Chart and figure data
────────────────────────────────────────

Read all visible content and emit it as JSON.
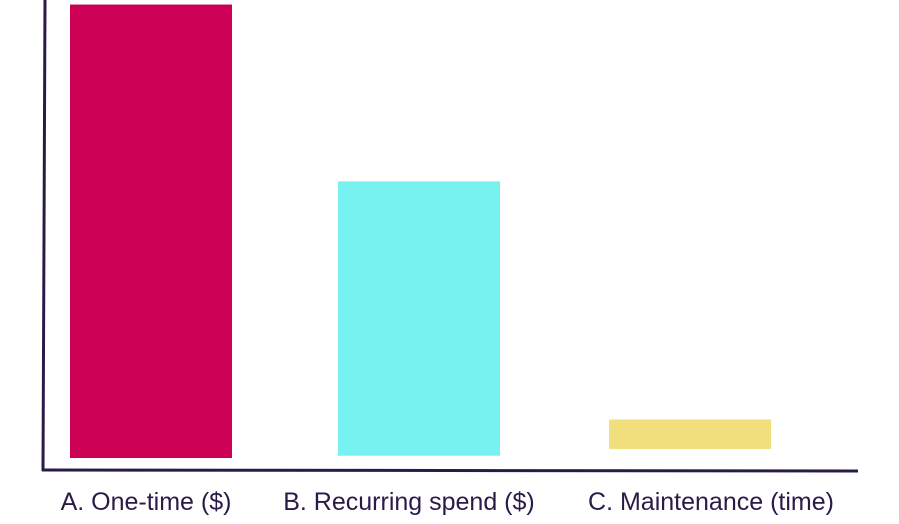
{
  "chart_data": {
    "type": "bar",
    "categories": [
      "A. One-time ($)",
      "B. Recurring spend ($)",
      "C. Maintenance (time)"
    ],
    "series": [
      {
        "values": [
          100,
          61,
          8.5
        ],
        "floor_values": [
          0,
          0.5,
          2
        ]
      }
    ],
    "colors": [
      "#cc0055",
      "#78f2f0",
      "#f0df7c"
    ],
    "axis_color": "#2a1a48",
    "title": "",
    "xlabel": "",
    "ylabel": "",
    "ylim": [
      0,
      101
    ],
    "grid": false,
    "y_ticks_shown": false
  }
}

────────────────────────────────────────

Task description
Repeat the data above exactly, but not the pictures.

Expected answer
Read all visible content and emit it as JSON.
{
  "chart_data": {
    "type": "bar",
    "categories": [
      "A. One-time ($)",
      "B. Recurring spend ($)",
      "C. Maintenance (time)"
    ],
    "series": [
      {
        "values": [
          100,
          61,
          8.5
        ],
        "floor_values": [
          0,
          0.5,
          2
        ]
      }
    ],
    "colors": [
      "#cc0055",
      "#78f2f0",
      "#f0df7c"
    ],
    "axis_color": "#2a1a48",
    "title": "",
    "xlabel": "",
    "ylabel": "",
    "ylim": [
      0,
      101
    ],
    "grid": false,
    "y_ticks_shown": false
  }
}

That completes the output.